### Records from a collection

* * * *

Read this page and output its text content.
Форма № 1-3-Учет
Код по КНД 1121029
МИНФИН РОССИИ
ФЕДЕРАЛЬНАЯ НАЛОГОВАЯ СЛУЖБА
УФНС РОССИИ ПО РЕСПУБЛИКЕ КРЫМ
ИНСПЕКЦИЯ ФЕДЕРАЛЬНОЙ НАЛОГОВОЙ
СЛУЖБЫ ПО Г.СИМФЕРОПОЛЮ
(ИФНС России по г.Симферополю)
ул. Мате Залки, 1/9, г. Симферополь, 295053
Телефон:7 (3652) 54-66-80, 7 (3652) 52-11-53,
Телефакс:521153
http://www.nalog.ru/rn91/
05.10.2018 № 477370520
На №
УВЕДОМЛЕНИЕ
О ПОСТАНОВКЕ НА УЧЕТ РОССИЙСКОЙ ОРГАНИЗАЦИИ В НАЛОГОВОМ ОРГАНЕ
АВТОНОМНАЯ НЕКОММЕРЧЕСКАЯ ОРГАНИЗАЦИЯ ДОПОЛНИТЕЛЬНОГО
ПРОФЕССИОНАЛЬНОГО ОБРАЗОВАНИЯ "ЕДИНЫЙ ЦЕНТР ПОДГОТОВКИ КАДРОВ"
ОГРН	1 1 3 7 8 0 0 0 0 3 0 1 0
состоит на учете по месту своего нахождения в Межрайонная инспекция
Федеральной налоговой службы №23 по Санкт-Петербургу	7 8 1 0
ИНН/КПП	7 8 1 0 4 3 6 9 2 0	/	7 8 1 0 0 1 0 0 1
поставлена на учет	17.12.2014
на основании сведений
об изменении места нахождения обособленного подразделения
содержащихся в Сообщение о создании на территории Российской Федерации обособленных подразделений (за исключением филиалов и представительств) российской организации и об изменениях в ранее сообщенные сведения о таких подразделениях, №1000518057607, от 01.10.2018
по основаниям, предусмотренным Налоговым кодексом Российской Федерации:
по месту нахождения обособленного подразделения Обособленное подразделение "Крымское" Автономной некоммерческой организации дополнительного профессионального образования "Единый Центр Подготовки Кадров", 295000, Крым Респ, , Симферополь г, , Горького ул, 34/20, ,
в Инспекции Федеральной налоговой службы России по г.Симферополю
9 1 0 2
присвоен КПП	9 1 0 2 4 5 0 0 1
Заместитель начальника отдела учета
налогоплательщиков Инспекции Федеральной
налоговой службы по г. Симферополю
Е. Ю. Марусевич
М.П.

* * * *

### SHORT PROBLEM
Give back the data above exactly as it appears.

### FULL RESPONSE
Read this page and output its text content.
Форма № 1-3-Учет
Код по КНД 1121029
МИНФИН РОССИИ
ФЕДЕРАЛЬНАЯ НАЛОГОВАЯ СЛУЖБА
УФНС РОССИИ ПО РЕСПУБЛИКЕ КРЫМ
ИНСПЕКЦИЯ ФЕДЕРАЛЬНОЙ НАЛОГОВОЙ
СЛУЖБЫ ПО Г.СИМФЕРОПОЛЮ
(ИФНС России по г.Симферополю)
ул. Мате Залки, 1/9, г. Симферополь, 295053
Телефон:7 (3652) 54-66-80, 7 (3652) 52-11-53,
Телефакс:521153
http://www.nalog.ru/rn91/
05.10.2018 № 477370520
На №
УВЕДОМЛЕНИЕ
О ПОСТАНОВКЕ НА УЧЕТ РОССИЙСКОЙ ОРГАНИЗАЦИИ В НАЛОГОВОМ ОРГАНЕ
АВТОНОМНАЯ НЕКОММЕРЧЕСКАЯ ОРГАНИЗАЦИЯ ДОПОЛНИТЕЛЬНОГО
ПРОФЕССИОНАЛЬНОГО ОБРАЗОВАНИЯ "ЕДИНЫЙ ЦЕНТР ПОДГОТОВКИ КАДРОВ"
ОГРН	1 1 3 7 8 0 0 0 0 3 0 1 0
состоит на учете по месту своего нахождения в Межрайонная инспекция
Федеральной налоговой службы №23 по Санкт-Петербургу	7 8 1 0
ИНН/КПП	7 8 1 0 4 3 6 9 2 0	/	7 8 1 0 0 1 0 0 1
поставлена на учет	17.12.2014
на основании сведений
об изменении места нахождения обособленного подразделения
содержащихся в Сообщение о создании на территории Российской Федерации обособленных подразделений (за исключением филиалов и представительств) российской организации и об изменениях в ранее сообщенные сведения о таких подразделениях, №1000518057607, от 01.10.2018
по основаниям, предусмотренным Налоговым кодексом Российской Федерации:
по месту нахождения обособленного подразделения Обособленное подразделение "Крымское" Автономной некоммерческой организации дополнительного профессионального образования "Единый Центр Подготовки Кадров", 295000, Крым Респ, , Симферополь г, , Горького ул, 34/20, ,
в Инспекции Федеральной налоговой службы России по г.Симферополю
9 1 0 2
присвоен КПП	9 1 0 2 4 5 0 0 1
Заместитель начальника отдела учета
налогоплательщиков Инспекции Федеральной
налоговой службы по г. Симферополю
Е. Ю. Марусевич
М.П.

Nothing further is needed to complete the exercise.